• _Exercise task_: Output every entry exactly as given.

• _Records to process_:
· · · · ·
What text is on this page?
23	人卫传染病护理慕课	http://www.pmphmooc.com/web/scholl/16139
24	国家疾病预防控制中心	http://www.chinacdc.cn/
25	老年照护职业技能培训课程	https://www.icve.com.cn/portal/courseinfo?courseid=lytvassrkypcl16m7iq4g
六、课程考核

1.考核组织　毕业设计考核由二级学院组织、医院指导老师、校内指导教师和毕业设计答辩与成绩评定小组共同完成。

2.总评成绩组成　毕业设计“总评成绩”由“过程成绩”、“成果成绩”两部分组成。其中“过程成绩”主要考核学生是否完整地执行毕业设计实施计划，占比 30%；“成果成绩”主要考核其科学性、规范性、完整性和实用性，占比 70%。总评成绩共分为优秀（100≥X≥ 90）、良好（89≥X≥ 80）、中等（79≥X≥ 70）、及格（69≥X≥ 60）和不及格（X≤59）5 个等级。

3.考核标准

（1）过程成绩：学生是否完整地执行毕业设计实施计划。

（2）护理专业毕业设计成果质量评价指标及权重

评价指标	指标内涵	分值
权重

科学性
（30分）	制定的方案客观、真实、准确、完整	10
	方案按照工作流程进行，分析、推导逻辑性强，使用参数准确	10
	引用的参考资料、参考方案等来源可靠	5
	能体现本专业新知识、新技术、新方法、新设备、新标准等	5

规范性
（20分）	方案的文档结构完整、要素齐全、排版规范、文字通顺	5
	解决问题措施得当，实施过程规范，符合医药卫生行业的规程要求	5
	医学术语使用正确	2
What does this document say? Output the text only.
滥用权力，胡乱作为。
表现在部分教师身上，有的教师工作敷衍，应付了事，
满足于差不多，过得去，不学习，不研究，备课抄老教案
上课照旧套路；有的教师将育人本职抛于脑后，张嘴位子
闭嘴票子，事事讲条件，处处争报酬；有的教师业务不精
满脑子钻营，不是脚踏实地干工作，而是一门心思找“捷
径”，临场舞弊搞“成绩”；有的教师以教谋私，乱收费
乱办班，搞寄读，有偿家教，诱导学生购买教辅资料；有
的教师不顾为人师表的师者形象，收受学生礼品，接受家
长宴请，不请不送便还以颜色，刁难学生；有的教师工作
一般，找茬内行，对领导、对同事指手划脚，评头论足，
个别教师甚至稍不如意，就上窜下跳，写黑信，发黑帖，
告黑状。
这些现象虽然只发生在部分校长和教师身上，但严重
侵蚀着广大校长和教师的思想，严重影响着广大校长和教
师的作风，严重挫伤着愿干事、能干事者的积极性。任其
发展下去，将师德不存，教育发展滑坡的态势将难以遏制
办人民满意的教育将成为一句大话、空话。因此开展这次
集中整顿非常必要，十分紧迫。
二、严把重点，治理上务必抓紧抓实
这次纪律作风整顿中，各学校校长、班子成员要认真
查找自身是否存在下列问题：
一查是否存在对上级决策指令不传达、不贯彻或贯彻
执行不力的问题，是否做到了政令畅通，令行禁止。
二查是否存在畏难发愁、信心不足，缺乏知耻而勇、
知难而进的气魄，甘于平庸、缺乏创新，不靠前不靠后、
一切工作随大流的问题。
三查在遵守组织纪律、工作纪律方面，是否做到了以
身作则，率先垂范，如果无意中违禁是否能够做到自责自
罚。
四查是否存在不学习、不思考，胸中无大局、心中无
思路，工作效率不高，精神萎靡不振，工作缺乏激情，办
· · · · ·
• _Full answer_:
What text is on this page?
23	人卫传染病护理慕课	http://www.pmphmooc.com/web/scholl/16139
24	国家疾病预防控制中心	http://www.chinacdc.cn/
25	老年照护职业技能培训课程	https://www.icve.com.cn/portal/courseinfo?courseid=lytvassrkypcl16m7iq4g
六、课程考核

1.考核组织　毕业设计考核由二级学院组织、医院指导老师、校内指导教师和毕业设计答辩与成绩评定小组共同完成。

2.总评成绩组成　毕业设计“总评成绩”由“过程成绩”、“成果成绩”两部分组成。其中“过程成绩”主要考核学生是否完整地执行毕业设计实施计划，占比 30%；“成果成绩”主要考核其科学性、规范性、完整性和实用性，占比 70%。总评成绩共分为优秀（100≥X≥ 90）、良好（89≥X≥ 80）、中等（79≥X≥ 70）、及格（69≥X≥ 60）和不及格（X≤59）5 个等级。

3.考核标准

（1）过程成绩：学生是否完整地执行毕业设计实施计划。

（2）护理专业毕业设计成果质量评价指标及权重

评价指标	指标内涵	分值
权重

科学性
（30分）	制定的方案客观、真实、准确、完整	10
	方案按照工作流程进行，分析、推导逻辑性强，使用参数准确	10
	引用的参考资料、参考方案等来源可靠	5
	能体现本专业新知识、新技术、新方法、新设备、新标准等	5

规范性
（20分）	方案的文档结构完整、要素齐全、排版规范、文字通顺	5
	解决问题措施得当，实施过程规范，符合医药卫生行业的规程要求	5
	医学术语使用正确	2
What does this document say? Output the text only.
滥用权力，胡乱作为。
表现在部分教师身上，有的教师工作敷衍，应付了事，
满足于差不多，过得去，不学习，不研究，备课抄老教案
上课照旧套路；有的教师将育人本职抛于脑后，张嘴位子
闭嘴票子，事事讲条件，处处争报酬；有的教师业务不精
满脑子钻营，不是脚踏实地干工作，而是一门心思找“捷
径”，临场舞弊搞“成绩”；有的教师以教谋私，乱收费
乱办班，搞寄读，有偿家教，诱导学生购买教辅资料；有
的教师不顾为人师表的师者形象，收受学生礼品，接受家
长宴请，不请不送便还以颜色，刁难学生；有的教师工作
一般，找茬内行，对领导、对同事指手划脚，评头论足，
个别教师甚至稍不如意，就上窜下跳，写黑信，发黑帖，
告黑状。
这些现象虽然只发生在部分校长和教师身上，但严重
侵蚀着广大校长和教师的思想，严重影响着广大校长和教
师的作风，严重挫伤着愿干事、能干事者的积极性。任其
发展下去，将师德不存，教育发展滑坡的态势将难以遏制
办人民满意的教育将成为一句大话、空话。因此开展这次
集中整顿非常必要，十分紧迫。
二、严把重点，治理上务必抓紧抓实
这次纪律作风整顿中，各学校校长、班子成员要认真
查找自身是否存在下列问题：
一查是否存在对上级决策指令不传达、不贯彻或贯彻
执行不力的问题，是否做到了政令畅通，令行禁止。
二查是否存在畏难发愁、信心不足，缺乏知耻而勇、
知难而进的气魄，甘于平庸、缺乏创新，不靠前不靠后、
一切工作随大流的问题。
三查在遵守组织纪律、工作纪律方面，是否做到了以
身作则，率先垂范，如果无意中违禁是否能够做到自责自
罚。
四查是否存在不学习、不思考，胸中无大局、心中无
思路，工作效率不高，精神萎靡不振，工作缺乏激情，办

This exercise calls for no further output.